_THE EXERCISE:_ Return the listing below unchanged, minus its pictures.

** begin DATASET **

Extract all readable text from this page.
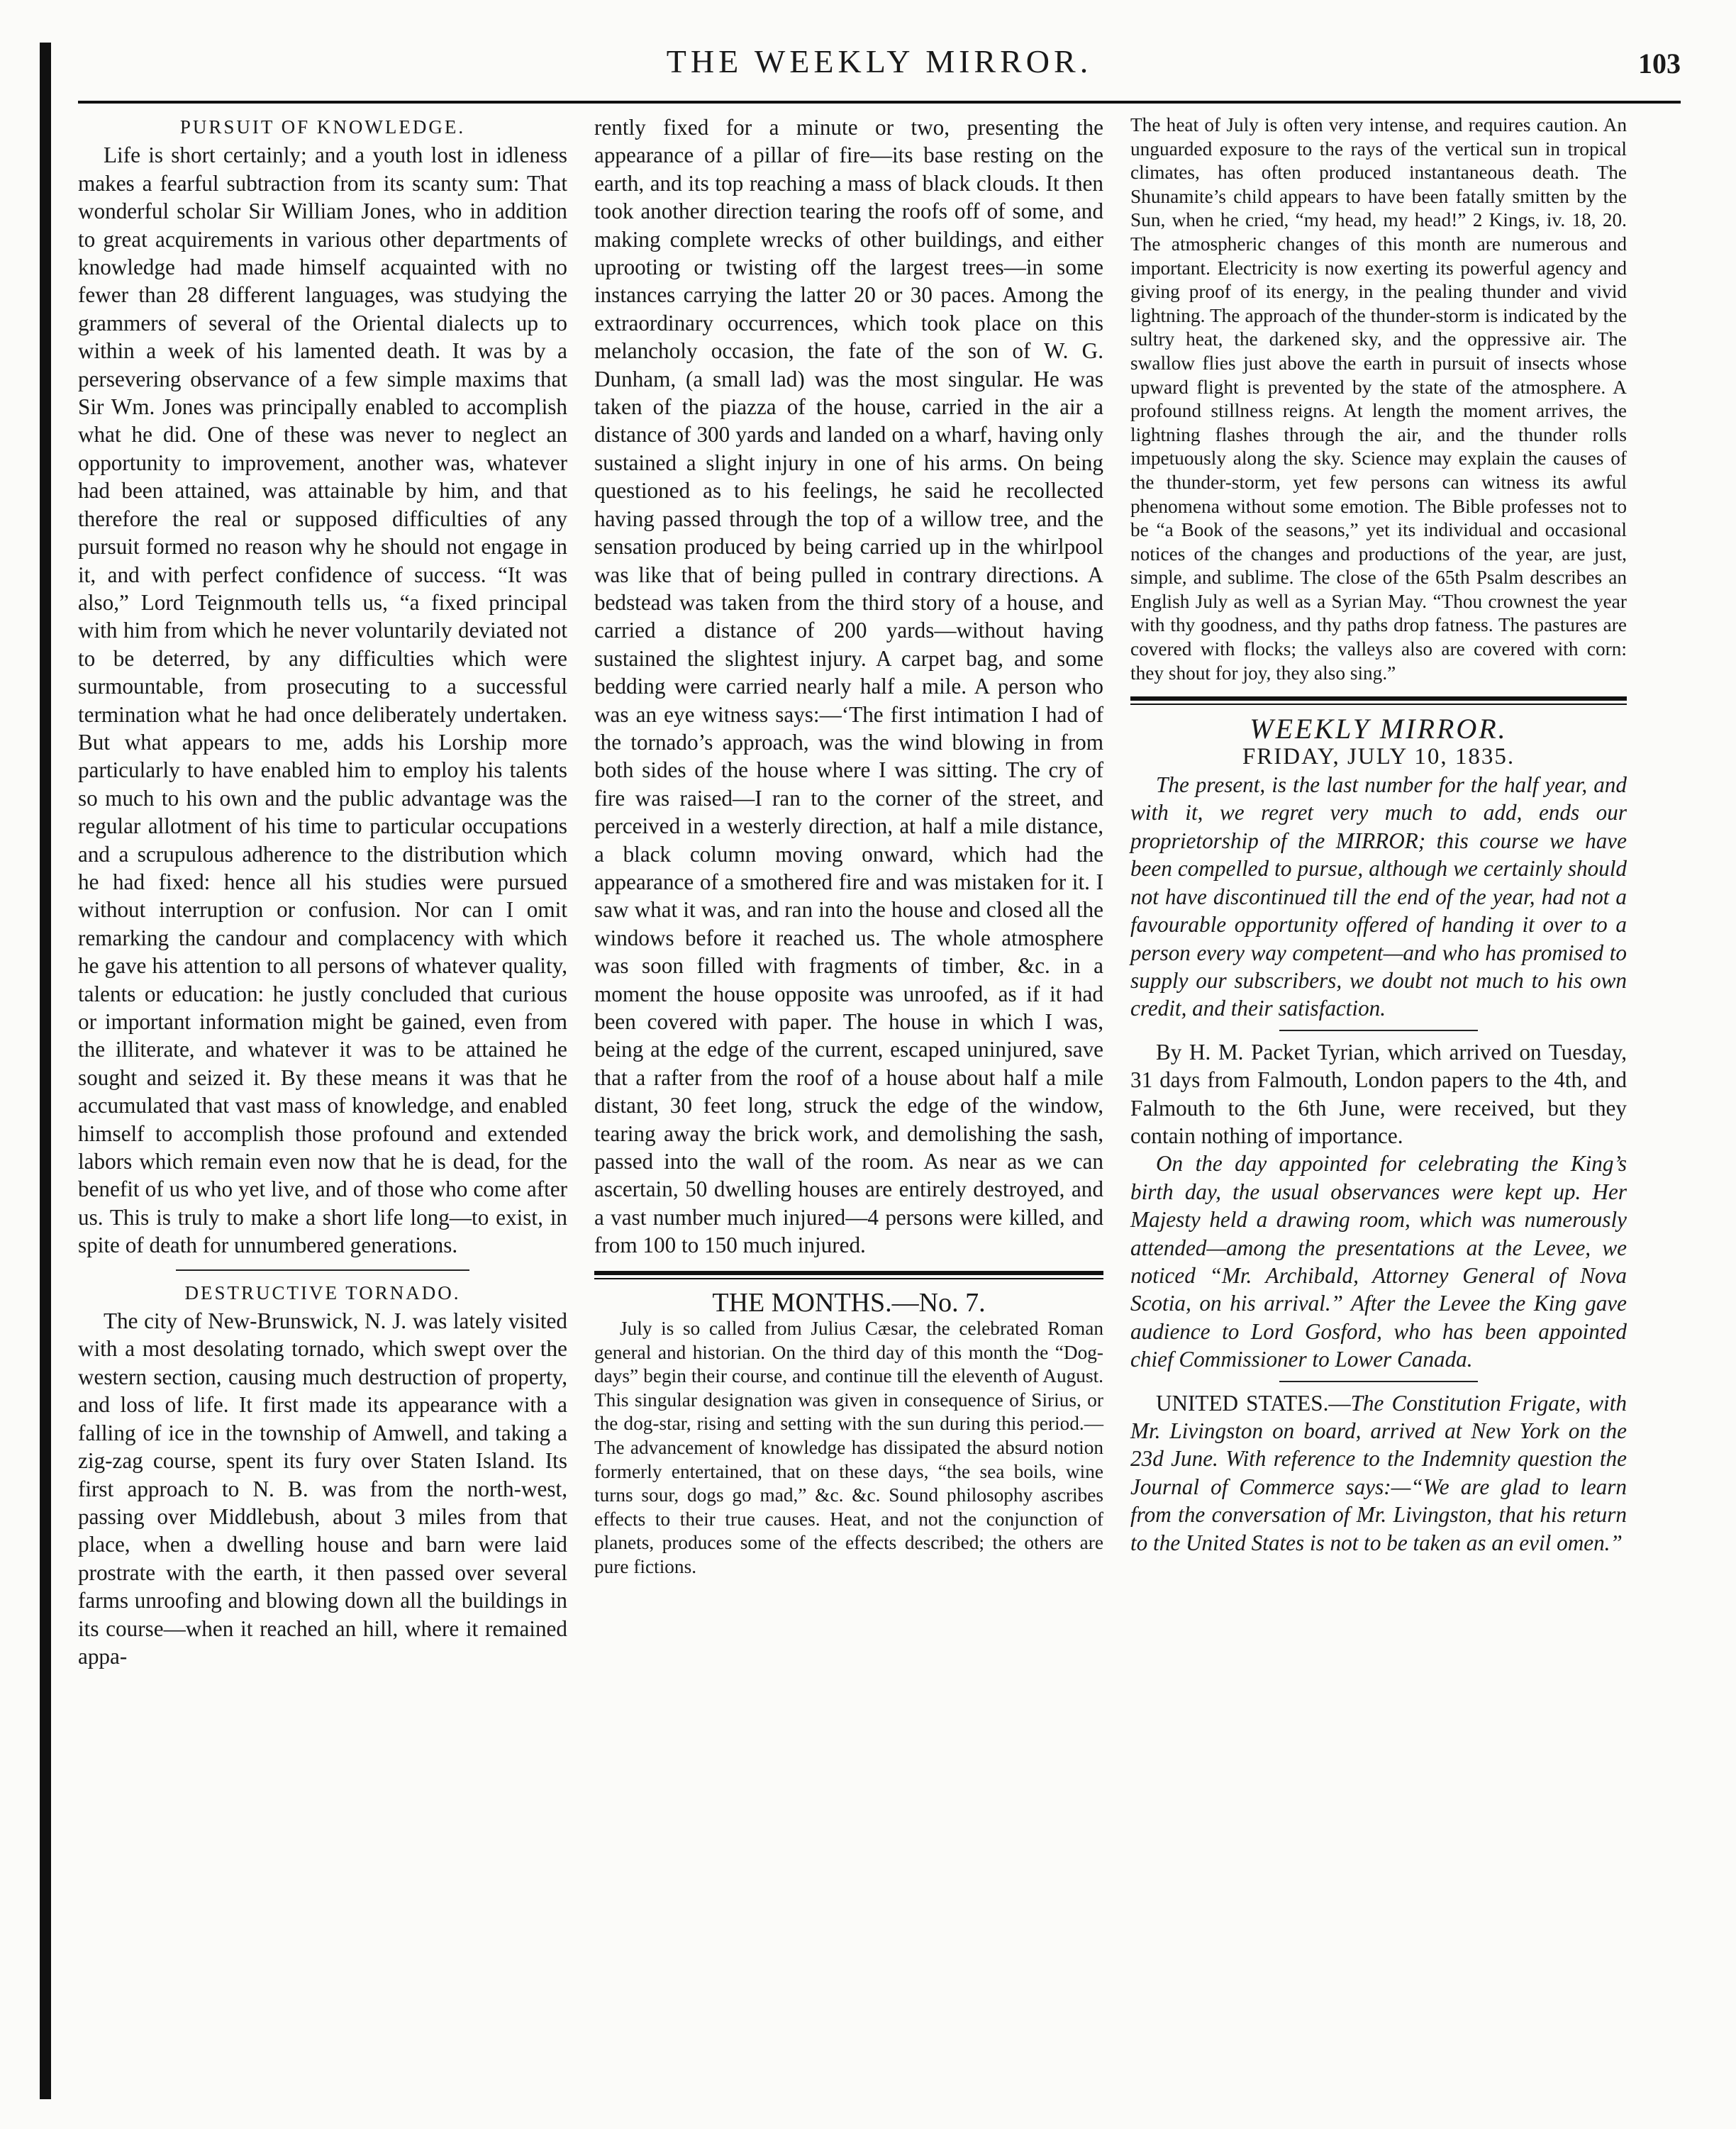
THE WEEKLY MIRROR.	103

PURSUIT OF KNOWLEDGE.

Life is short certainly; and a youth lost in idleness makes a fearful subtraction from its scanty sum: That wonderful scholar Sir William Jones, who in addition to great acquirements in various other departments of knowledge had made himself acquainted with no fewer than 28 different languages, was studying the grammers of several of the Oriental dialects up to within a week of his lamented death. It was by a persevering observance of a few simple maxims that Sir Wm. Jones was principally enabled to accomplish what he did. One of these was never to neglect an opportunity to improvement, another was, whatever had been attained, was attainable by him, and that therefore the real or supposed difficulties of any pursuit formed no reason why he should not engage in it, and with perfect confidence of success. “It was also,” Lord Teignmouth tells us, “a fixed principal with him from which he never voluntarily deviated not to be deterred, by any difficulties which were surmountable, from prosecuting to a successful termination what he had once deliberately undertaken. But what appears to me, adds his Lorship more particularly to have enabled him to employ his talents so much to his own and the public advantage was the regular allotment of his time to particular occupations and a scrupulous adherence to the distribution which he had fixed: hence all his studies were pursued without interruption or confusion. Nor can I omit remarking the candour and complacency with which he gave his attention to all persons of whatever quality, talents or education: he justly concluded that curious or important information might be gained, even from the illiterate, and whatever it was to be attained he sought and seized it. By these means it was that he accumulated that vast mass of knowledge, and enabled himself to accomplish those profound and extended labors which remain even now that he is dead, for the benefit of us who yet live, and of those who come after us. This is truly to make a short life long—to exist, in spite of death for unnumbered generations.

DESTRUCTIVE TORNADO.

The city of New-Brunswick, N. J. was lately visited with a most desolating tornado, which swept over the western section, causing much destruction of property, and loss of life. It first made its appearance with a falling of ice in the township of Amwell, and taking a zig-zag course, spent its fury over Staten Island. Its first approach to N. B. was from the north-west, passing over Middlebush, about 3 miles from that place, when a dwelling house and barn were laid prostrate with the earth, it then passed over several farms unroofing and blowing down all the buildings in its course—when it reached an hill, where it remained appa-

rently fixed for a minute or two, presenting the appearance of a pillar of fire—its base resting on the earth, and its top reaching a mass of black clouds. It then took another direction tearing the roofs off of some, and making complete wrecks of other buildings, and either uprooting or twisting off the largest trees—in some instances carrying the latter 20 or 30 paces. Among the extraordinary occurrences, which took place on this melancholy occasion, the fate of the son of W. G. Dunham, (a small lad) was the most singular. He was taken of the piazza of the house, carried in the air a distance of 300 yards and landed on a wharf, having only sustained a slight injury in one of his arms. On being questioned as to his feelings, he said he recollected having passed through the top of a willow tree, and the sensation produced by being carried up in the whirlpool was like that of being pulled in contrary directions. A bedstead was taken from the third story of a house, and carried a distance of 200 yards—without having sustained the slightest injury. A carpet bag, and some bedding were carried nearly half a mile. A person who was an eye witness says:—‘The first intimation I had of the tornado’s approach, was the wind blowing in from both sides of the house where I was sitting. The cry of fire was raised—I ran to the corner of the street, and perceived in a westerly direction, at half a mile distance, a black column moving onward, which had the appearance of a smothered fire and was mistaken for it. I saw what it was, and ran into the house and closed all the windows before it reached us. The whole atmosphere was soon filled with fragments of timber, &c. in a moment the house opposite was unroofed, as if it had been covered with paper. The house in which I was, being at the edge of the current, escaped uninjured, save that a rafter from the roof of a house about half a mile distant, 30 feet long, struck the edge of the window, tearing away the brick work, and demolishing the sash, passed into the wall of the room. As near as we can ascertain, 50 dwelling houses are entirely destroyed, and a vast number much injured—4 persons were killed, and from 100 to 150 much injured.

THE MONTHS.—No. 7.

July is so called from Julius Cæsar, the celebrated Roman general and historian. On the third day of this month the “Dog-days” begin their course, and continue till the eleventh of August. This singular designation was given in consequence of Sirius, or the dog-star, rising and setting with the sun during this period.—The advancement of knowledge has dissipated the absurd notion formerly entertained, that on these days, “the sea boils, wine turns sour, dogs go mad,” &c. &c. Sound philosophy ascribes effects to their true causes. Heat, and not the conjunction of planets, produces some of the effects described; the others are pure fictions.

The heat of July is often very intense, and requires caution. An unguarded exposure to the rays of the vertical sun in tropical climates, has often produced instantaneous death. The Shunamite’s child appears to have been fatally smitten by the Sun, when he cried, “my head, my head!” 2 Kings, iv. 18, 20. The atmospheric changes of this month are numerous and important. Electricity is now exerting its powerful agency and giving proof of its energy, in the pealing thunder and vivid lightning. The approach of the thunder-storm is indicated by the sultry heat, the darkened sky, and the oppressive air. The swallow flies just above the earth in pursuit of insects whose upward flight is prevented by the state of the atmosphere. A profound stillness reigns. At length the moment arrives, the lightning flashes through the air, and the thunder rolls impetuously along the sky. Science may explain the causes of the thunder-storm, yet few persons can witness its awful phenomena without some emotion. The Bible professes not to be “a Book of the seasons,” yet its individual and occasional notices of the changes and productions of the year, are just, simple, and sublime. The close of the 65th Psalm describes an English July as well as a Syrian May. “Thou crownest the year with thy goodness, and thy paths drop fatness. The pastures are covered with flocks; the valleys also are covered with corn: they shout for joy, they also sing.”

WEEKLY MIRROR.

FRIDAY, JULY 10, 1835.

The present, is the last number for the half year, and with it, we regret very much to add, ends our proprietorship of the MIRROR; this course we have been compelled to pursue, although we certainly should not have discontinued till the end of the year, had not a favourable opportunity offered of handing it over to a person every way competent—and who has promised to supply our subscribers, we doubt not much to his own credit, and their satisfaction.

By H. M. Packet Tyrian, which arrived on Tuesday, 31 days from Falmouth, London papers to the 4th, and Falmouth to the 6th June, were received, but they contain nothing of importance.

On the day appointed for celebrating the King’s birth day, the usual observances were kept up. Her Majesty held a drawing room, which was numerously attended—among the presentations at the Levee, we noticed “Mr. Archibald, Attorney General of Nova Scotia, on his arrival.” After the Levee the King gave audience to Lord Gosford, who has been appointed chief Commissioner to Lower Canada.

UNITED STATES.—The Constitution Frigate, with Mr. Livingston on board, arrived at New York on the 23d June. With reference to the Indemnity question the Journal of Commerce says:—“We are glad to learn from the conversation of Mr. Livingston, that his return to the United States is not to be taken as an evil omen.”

** end DATASET **

_THE RESPONSE:_
Extract all readable text from this page.
THE WEEKLY MIRROR.	103

PURSUIT OF KNOWLEDGE.

Life is short certainly; and a youth lost in idleness makes a fearful subtraction from its scanty sum: That wonderful scholar Sir William Jones, who in addition to great acquirements in various other departments of knowledge had made himself acquainted with no fewer than 28 different languages, was studying the grammers of several of the Oriental dialects up to within a week of his lamented death. It was by a persevering observance of a few simple maxims that Sir Wm. Jones was principally enabled to accomplish what he did. One of these was never to neglect an opportunity to improvement, another was, whatever had been attained, was attainable by him, and that therefore the real or supposed difficulties of any pursuit formed no reason why he should not engage in it, and with perfect confidence of success. “It was also,” Lord Teignmouth tells us, “a fixed principal with him from which he never voluntarily deviated not to be deterred, by any difficulties which were surmountable, from prosecuting to a successful termination what he had once deliberately undertaken. But what appears to me, adds his Lorship more particularly to have enabled him to employ his talents so much to his own and the public advantage was the regular allotment of his time to particular occupations and a scrupulous adherence to the distribution which he had fixed: hence all his studies were pursued without interruption or confusion. Nor can I omit remarking the candour and complacency with which he gave his attention to all persons of whatever quality, talents or education: he justly concluded that curious or important information might be gained, even from the illiterate, and whatever it was to be attained he sought and seized it. By these means it was that he accumulated that vast mass of knowledge, and enabled himself to accomplish those profound and extended labors which remain even now that he is dead, for the benefit of us who yet live, and of those who come after us. This is truly to make a short life long—to exist, in spite of death for unnumbered generations.

DESTRUCTIVE TORNADO.

The city of New-Brunswick, N. J. was lately visited with a most desolating tornado, which swept over the western section, causing much destruction of property, and loss of life. It first made its appearance with a falling of ice in the township of Amwell, and taking a zig-zag course, spent its fury over Staten Island. Its first approach to N. B. was from the north-west, passing over Middlebush, about 3 miles from that place, when a dwelling house and barn were laid prostrate with the earth, it then passed over several farms unroofing and blowing down all the buildings in its course—when it reached an hill, where it remained appa-

rently fixed for a minute or two, presenting the appearance of a pillar of fire—its base resting on the earth, and its top reaching a mass of black clouds. It then took another direction tearing the roofs off of some, and making complete wrecks of other buildings, and either uprooting or twisting off the largest trees—in some instances carrying the latter 20 or 30 paces. Among the extraordinary occurrences, which took place on this melancholy occasion, the fate of the son of W. G. Dunham, (a small lad) was the most singular. He was taken of the piazza of the house, carried in the air a distance of 300 yards and landed on a wharf, having only sustained a slight injury in one of his arms. On being questioned as to his feelings, he said he recollected having passed through the top of a willow tree, and the sensation produced by being carried up in the whirlpool was like that of being pulled in contrary directions. A bedstead was taken from the third story of a house, and carried a distance of 200 yards—without having sustained the slightest injury. A carpet bag, and some bedding were carried nearly half a mile. A person who was an eye witness says:—‘The first intimation I had of the tornado’s approach, was the wind blowing in from both sides of the house where I was sitting. The cry of fire was raised—I ran to the corner of the street, and perceived in a westerly direction, at half a mile distance, a black column moving onward, which had the appearance of a smothered fire and was mistaken for it. I saw what it was, and ran into the house and closed all the windows before it reached us. The whole atmosphere was soon filled with fragments of timber, &c. in a moment the house opposite was unroofed, as if it had been covered with paper. The house in which I was, being at the edge of the current, escaped uninjured, save that a rafter from the roof of a house about half a mile distant, 30 feet long, struck the edge of the window, tearing away the brick work, and demolishing the sash, passed into the wall of the room. As near as we can ascertain, 50 dwelling houses are entirely destroyed, and a vast number much injured—4 persons were killed, and from 100 to 150 much injured.

THE MONTHS.—No. 7.

July is so called from Julius Cæsar, the celebrated Roman general and historian. On the third day of this month the “Dog-days” begin their course, and continue till the eleventh of August. This singular designation was given in consequence of Sirius, or the dog-star, rising and setting with the sun during this period.—The advancement of knowledge has dissipated the absurd notion formerly entertained, that on these days, “the sea boils, wine turns sour, dogs go mad,” &c. &c. Sound philosophy ascribes effects to their true causes. Heat, and not the conjunction of planets, produces some of the effects described; the others are pure fictions.

The heat of July is often very intense, and requires caution. An unguarded exposure to the rays of the vertical sun in tropical climates, has often produced instantaneous death. The Shunamite’s child appears to have been fatally smitten by the Sun, when he cried, “my head, my head!” 2 Kings, iv. 18, 20. The atmospheric changes of this month are numerous and important. Electricity is now exerting its powerful agency and giving proof of its energy, in the pealing thunder and vivid lightning. The approach of the thunder-storm is indicated by the sultry heat, the darkened sky, and the oppressive air. The swallow flies just above the earth in pursuit of insects whose upward flight is prevented by the state of the atmosphere. A profound stillness reigns. At length the moment arrives, the lightning flashes through the air, and the thunder rolls impetuously along the sky. Science may explain the causes of the thunder-storm, yet few persons can witness its awful phenomena without some emotion. The Bible professes not to be “a Book of the seasons,” yet its individual and occasional notices of the changes and productions of the year, are just, simple, and sublime. The close of the 65th Psalm describes an English July as well as a Syrian May. “Thou crownest the year with thy goodness, and thy paths drop fatness. The pastures are covered with flocks; the valleys also are covered with corn: they shout for joy, they also sing.”

WEEKLY MIRROR.

FRIDAY, JULY 10, 1835.

The present, is the last number for the half year, and with it, we regret very much to add, ends our proprietorship of the MIRROR; this course we have been compelled to pursue, although we certainly should not have discontinued till the end of the year, had not a favourable opportunity offered of handing it over to a person every way competent—and who has promised to supply our subscribers, we doubt not much to his own credit, and their satisfaction.

By H. M. Packet Tyrian, which arrived on Tuesday, 31 days from Falmouth, London papers to the 4th, and Falmouth to the 6th June, were received, but they contain nothing of importance.

On the day appointed for celebrating the King’s birth day, the usual observances were kept up. Her Majesty held a drawing room, which was numerously attended—among the presentations at the Levee, we noticed “Mr. Archibald, Attorney General of Nova Scotia, on his arrival.” After the Levee the King gave audience to Lord Gosford, who has been appointed chief Commissioner to Lower Canada.

UNITED STATES.—The Constitution Frigate, with Mr. Livingston on board, arrived at New York on the 23d June. With reference to the Indemnity question the Journal of Commerce says:—“We are glad to learn from the conversation of Mr. Livingston, that his return to the United States is not to be taken as an evil omen.”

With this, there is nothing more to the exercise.